═════ Extrait

Parmi ses demandes, le salarié sollicitait un rappel de salaire au titre d'une prime de performance individuelle (PPI), prévue par la convention collective applicable. Il s'agissait de la convention collective des entreprises de prévention et de sécurité, qui indique (art. 3-06 de l'annexe VIII) :
« Il est versé une prime individuelle de performance représentant en moyenne 1 demi-mois de salaire brut de base par an pour un salarié de performance satisfaisante et présent 1 année complète. Son attribution est effectuée selon les critères obligatoirement définis par chaque entreprise avant le début de chaque année. Ces critères peuvent notamment être : assiduité, ponctualité, résultats aux tests internes à l'entreprise, résultats aux tests des services officiels, relationnel client-passagers, attitude au poste et présentation de la tenue (...).
Compte tenu de la variété des situations, des contextes, des contraintes et donc des paramètres d'appréciation, les modalités et conditions plus précises d'attribution de cette prime devront être fixées au sein de chaque entreprise et, le cas échéant, pour chaque site aéroportuaire ».
Conventions collectives : une prime minorée lorsque le salarié ne prévient pas en avance de son absence ?
Dans cette affaire, le salarié s'était vu privé d'une partie de sa PPI sur une journée. Concrètement, suite à une absence le 12 décembre, l'employeur avait opéré sur la prime des retenues en appliquant les critères définis au sein de l'entreprise. Il s'agissait, d'une part, d'une retenue de 30 % au titre d'une absence injustifiée, et d'autre part, de 10 % en raison du fait que le salarié n'avait pas prévenu de son absence.

══════════
═════ Matériel fourni

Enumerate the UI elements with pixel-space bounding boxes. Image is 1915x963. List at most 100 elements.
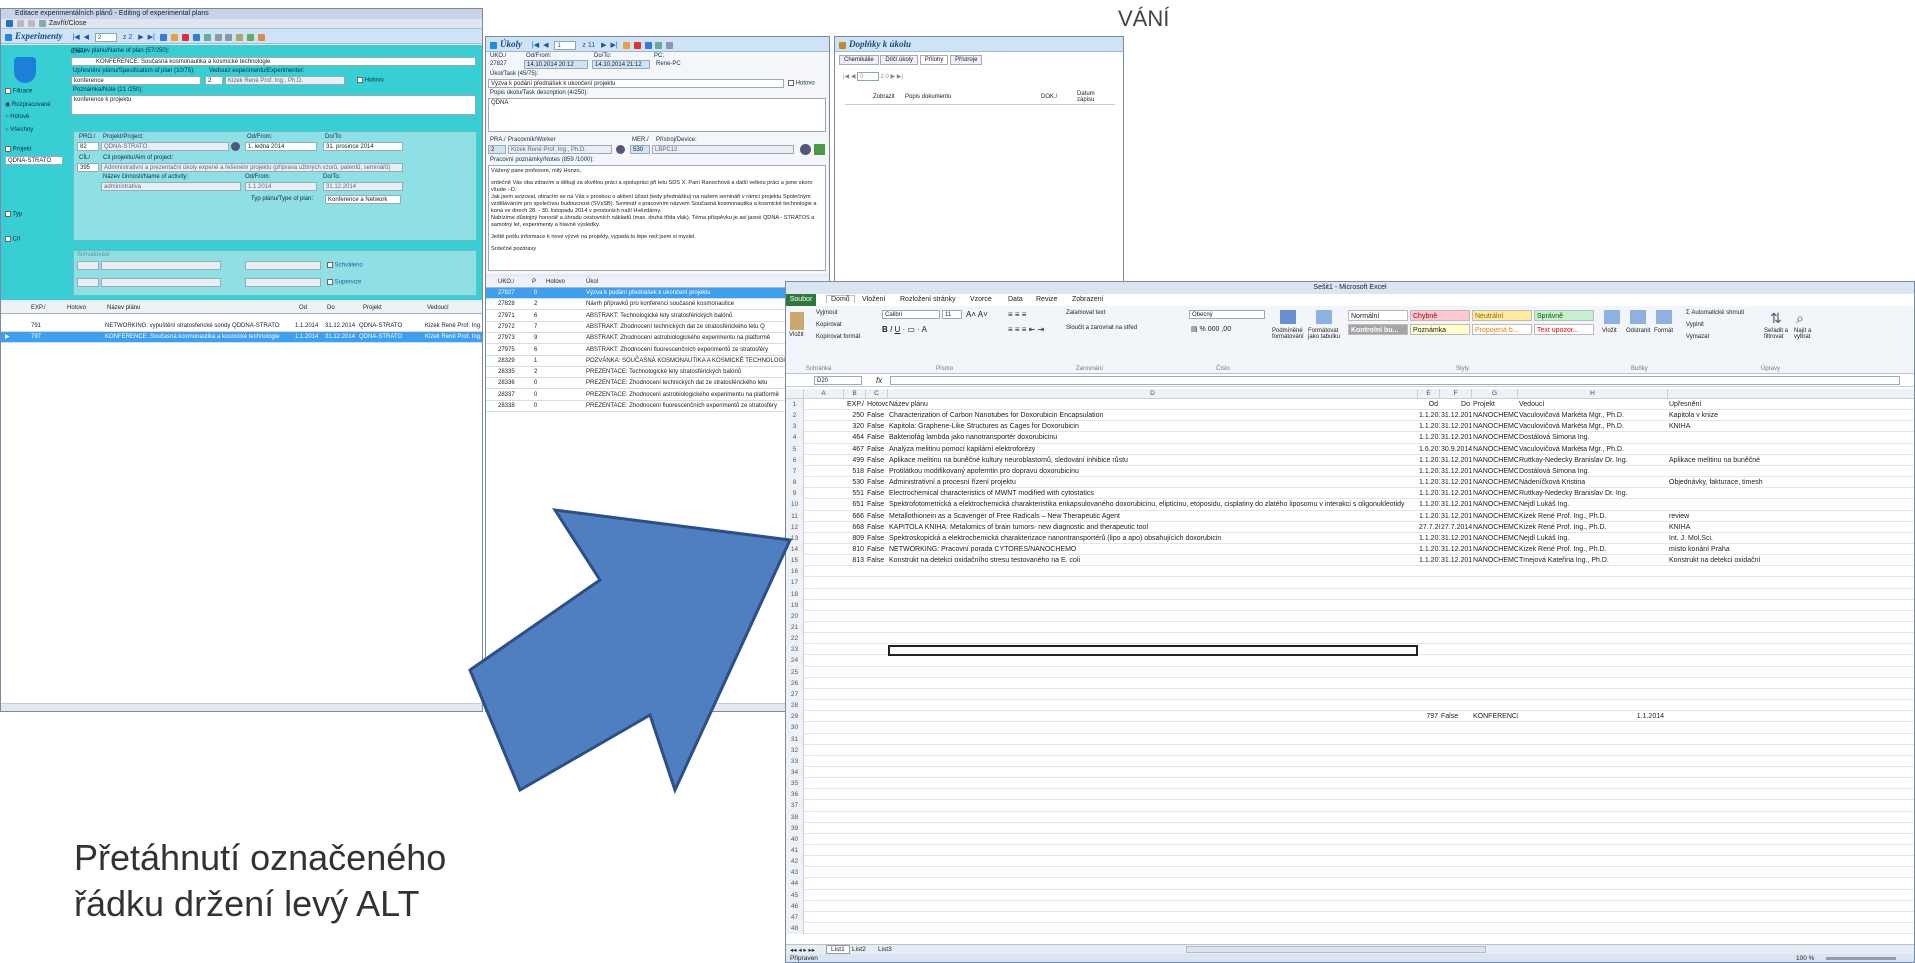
- row-number[interactable]: 48: [786, 923, 804, 935]
- font-size-select[interactable]: 11: [942, 310, 962, 319]
- format-table-icon[interactable]: [1316, 310, 1332, 324]
- cell[interactable]: 1.1.2014: [1418, 432, 1440, 443]
- row-number[interactable]: 46: [786, 900, 804, 912]
- cell[interactable]: Vaculovičová Markéta Mgr., Ph.D.: [1518, 410, 1668, 421]
- sheet-nav-icons[interactable]: ◂◂ ◂ ▸ ▸▸: [790, 946, 815, 954]
- col-header-h[interactable]: H: [1518, 389, 1668, 399]
- fill-button[interactable]: Vyplnit: [1686, 322, 1704, 328]
- first-task-icon[interactable]: |◀: [532, 38, 539, 51]
- task-row[interactable]: 28338 0 PREZENTACE: Zhodnocení fluorescenč…: [486, 401, 829, 412]
- plan-name-input[interactable]: KONFERENCE: Současná kosmonautika a kosm…: [71, 57, 476, 66]
- col-header-f[interactable]: F: [1440, 389, 1472, 399]
- cell[interactable]: Vaculovičová Markéta Mgr., Ph.D.: [1518, 421, 1668, 432]
- cell[interactable]: 1.1.2014: [1418, 511, 1440, 522]
- cell[interactable]: Aplikace melitinu na buněčné: [1668, 455, 1914, 466]
- cell[interactable]: 250: [844, 410, 866, 421]
- sheet-row[interactable]: 39: [786, 822, 1914, 834]
- sheet-tab-2[interactable]: List2: [852, 946, 866, 953]
- col-to[interactable]: Do: [325, 303, 335, 313]
- cell[interactable]: False: [866, 511, 888, 522]
- plan-type-select[interactable]: Konference a Network: [325, 195, 401, 204]
- cell[interactable]: False: [866, 555, 888, 566]
- paste-icon[interactable]: [790, 312, 804, 330]
- cell[interactable]: KAPITOLA KNIHA: Metalomics of brain tumo…: [888, 522, 1418, 533]
- cell[interactable]: Kizek René Prof. Ing., Ph.D.: [1518, 544, 1668, 555]
- sheet-row[interactable]: 27: [786, 688, 1914, 701]
- task-input[interactable]: Výzva k podání přednášek k ukončení proj…: [488, 79, 784, 88]
- cell[interactable]: Vaculovičová Markéta Mgr., Ph.D.: [1518, 444, 1668, 455]
- cell[interactable]: Název plánu: [888, 399, 1418, 410]
- row-number[interactable]: 47: [786, 911, 804, 924]
- number-format-select[interactable]: Obecný: [1189, 310, 1265, 319]
- col-header-c[interactable]: C: [866, 389, 888, 399]
- cell[interactable]: Upřesnění: [1668, 399, 1914, 410]
- cell[interactable]: False: [866, 421, 888, 432]
- col-header-a[interactable]: A: [804, 389, 844, 399]
- insert-cells-icon[interactable]: [1604, 310, 1620, 324]
- cell[interactable]: Kizek René Prof. Ing., Ph.D.: [1518, 511, 1668, 522]
- sheet-row[interactable]: 13 809 False Spektroskopická a elektrochemi…: [786, 532, 1914, 544]
- chart-icon[interactable]: [258, 33, 266, 41]
- sheet-row[interactable]: 30: [786, 722, 1914, 734]
- style-linked-cell[interactable]: Propojená b...: [1472, 324, 1532, 335]
- tab-formulas[interactable]: Vzorce: [970, 296, 992, 303]
- sheet-row[interactable]: 24: [786, 655, 1914, 667]
- task-index-input[interactable]: 1: [554, 40, 577, 50]
- cell[interactable]: NANOCHEMO: [1472, 522, 1518, 533]
- cell[interactable]: 668: [844, 522, 866, 533]
- row-number[interactable]: 2: [786, 410, 804, 422]
- find-icon[interactable]: ⌕: [1796, 310, 1804, 327]
- cell[interactable]: NANOCHEMO: [1472, 544, 1518, 555]
- pro-input[interactable]: 82: [77, 142, 99, 151]
- cell[interactable]: NANOCHEMO: [1472, 455, 1518, 466]
- device-search-icon[interactable]: [800, 144, 811, 155]
- cell[interactable]: False: [866, 488, 888, 499]
- supervision-checkbox[interactable]: [327, 279, 333, 285]
- last-record-icon[interactable]: ▶|: [148, 30, 155, 43]
- delete-cells-button[interactable]: Odstranit: [1626, 328, 1650, 334]
- autosum-button[interactable]: Σ Automatické shrnutí: [1686, 310, 1744, 316]
- delete-cells-icon[interactable]: [1630, 310, 1646, 324]
- col-header-e[interactable]: E: [1418, 389, 1440, 399]
- cell[interactable]: 464: [844, 432, 866, 443]
- cell[interactable]: NANOCHEMO: [1472, 444, 1518, 455]
- cell[interactable]: Aplikace melitinu na buněčné kultury neu…: [888, 455, 1418, 466]
- col-show[interactable]: Zobrazit: [873, 94, 895, 100]
- cell[interactable]: NANOCHEMO: [1472, 499, 1518, 510]
- sheet-row[interactable]: 35: [786, 778, 1914, 790]
- cell[interactable]: NETWORKING: Pracovní porada CYTORES/NANO…: [888, 544, 1418, 555]
- cell[interactable]: False: [1440, 711, 1472, 722]
- format-table-button[interactable]: Formátovat jako tabulku: [1308, 328, 1344, 340]
- row-number[interactable]: 37: [786, 800, 804, 812]
- sheet-row[interactable]: 31: [786, 733, 1914, 745]
- sheet-tab-1[interactable]: List1: [826, 945, 850, 954]
- cell[interactable]: NANOCHEMO: [1472, 410, 1518, 421]
- number-icons[interactable]: ▤ % 000 ,00: [1191, 325, 1231, 333]
- cell[interactable]: False: [866, 455, 888, 466]
- sheet-row[interactable]: 26: [786, 677, 1914, 689]
- task-from-input[interactable]: 14.10.2014 20:12: [524, 60, 588, 69]
- task-row[interactable]: 28336 0 PREZENTACE: Zhodnocení technických…: [486, 378, 829, 390]
- sheet-row[interactable]: 22: [786, 633, 1914, 645]
- done-checkbox[interactable]: [357, 77, 363, 83]
- undo-icon[interactable]: [203, 33, 211, 41]
- cell[interactable]: 31.12.2016: [1440, 421, 1472, 432]
- sheet-row[interactable]: 32: [786, 744, 1914, 756]
- sheet-row[interactable]: 34: [786, 766, 1914, 779]
- cell[interactable]: 31.12.2016: [1440, 533, 1472, 544]
- cell[interactable]: KONFERENCE:: [1472, 711, 1518, 722]
- table-row-selected[interactable]: ▶ 797 KONFERENCE: Současná kosmonautika …: [1, 332, 482, 343]
- task-row[interactable]: 27971 6 ABSTRAKT: Technologické lety strat…: [486, 311, 829, 322]
- sheet-row[interactable]: 3 320 False Kapitola: Graphene-Like Structu…: [786, 421, 1914, 433]
- cell[interactable]: Do: [1440, 399, 1472, 410]
- tab-view[interactable]: Zobrazení: [1072, 296, 1104, 303]
- col-project[interactable]: Projekt: [361, 303, 382, 313]
- style-warning-text[interactable]: Text upozor...: [1534, 324, 1594, 335]
- task-row[interactable]: 27972 7 ABSTRAKT: Zhodnocení technických d…: [486, 322, 829, 333]
- cell[interactable]: Kizek René Prof. Ing., Ph.D.: [1518, 522, 1668, 533]
- cell[interactable]: KNIHA: [1668, 522, 1914, 533]
- sheet-row[interactable]: 33: [786, 755, 1914, 767]
- search-icon[interactable]: [231, 142, 240, 151]
- cell[interactable]: Dostálová Simona Ing.: [1518, 432, 1668, 443]
- row-number[interactable]: 44: [786, 878, 804, 890]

══════════

(Travail à faire):
A) Recopiez l'extrait sur la prime de performance, tout ce qui va de « Compte tenu de » jusqu'à « de son absence. », en renommant « PPI » en « prime de performance individuelle ».
B) Poursuivez l'extrait sur la prime de performance à la suite de sa dernière phrase.
Ces enregistrements proviennent d'une autre source que l'extrait.

(Réponses rédigées):
A)
Compte tenu de la variété des situations, des contextes, des contraintes et donc des paramètres d'appréciation, les modalités et conditions plus précises d'attribution de cette prime devront être fixées au sein de chaque entreprise et, le cas échéant, pour chaque site aéroportuaire ».
Conventions collectives : une prime minorée lorsque le salarié ne prévient pas en avance de son absence ?
Dans cette affaire, le salarié s'était vu privé d'une partie de sa prime de performance individuelle sur une journée. Concrètement, suite à une absence le 12 décembre, l'employeur avait opéré sur la prime des retenues en appliquant les critères définis au sein de l'entreprise. Il s'agissait, d'une part, d'une retenue de 30 % au titre d'une absence injustifiée, et d'autre part, de 10 % en raison du fait que le salarié n'avait pas prévenu de son absence.

B)
Cependant, pour le salarié, il ne s'agissait pas d'une absence, mais d'un retard. Le 12 décembre, il aurait en effet dû prendre son service à 4 heures 05. Or, le salarié faisait valoir qu'en raison d'une confusion dans sa lecture des plannings, il n'avait pris son poste qu'à 5 heures 25, pour travailler jusqu' à 12 heures 25. Pour le salarié, il s'agissait donc d'un simple retard, ne justifiant pas la retenue opérée par l'employeur sur sa prime.
Par conséquent, le salarié estimait qu'il s'agissait là d'une sanction pécuniaire prohibée.
Conventions collectives : un des critères d'attribution de la prime peut être un délai de prévenance minimal du salarié en cas d'absence
Les juges du fond avaient rejeté la demande du salarié. Ils avaient estimé que le fait de prévoir que l'un des critères d'attribution de la prime à hauteur de 10 % correspond à un délai de prévenance du salarié suffisamment tôt avant son absence ne constitue pas une sanction pécuniaire prohibée. De surcroît, les juges avaient souligné que c'est la réalisation de l'ensemble des critères validés qui permet d'acquérir 100 % de la prime PPI.
Enfin, les juges avaient relevé que, alors que le salarié prétendait avoir seulement été en retard le 18 décembre, il apparaissait en réalité qu'il n'avait pas effectué, comme il l'aurait dû, les missions qui lui revenaient ce jour-là.
Pour les juges, il s’agissait donc bien d'une absence injustifiée sur une planification pour un client déterminé, une telle absence pouvant entraîner une retenue sur prime selon les critères fixés par l'employeur.
La Cour de cassation a suivi les juges du fond. Elle constate qu'il ressort des critères d'attribution de la prime de performance individuelle que « les agents qui auront systématiquement prévenu de leur absence et ce au moins une heure avant leur prise de service acquerront 10 % de la PPI ».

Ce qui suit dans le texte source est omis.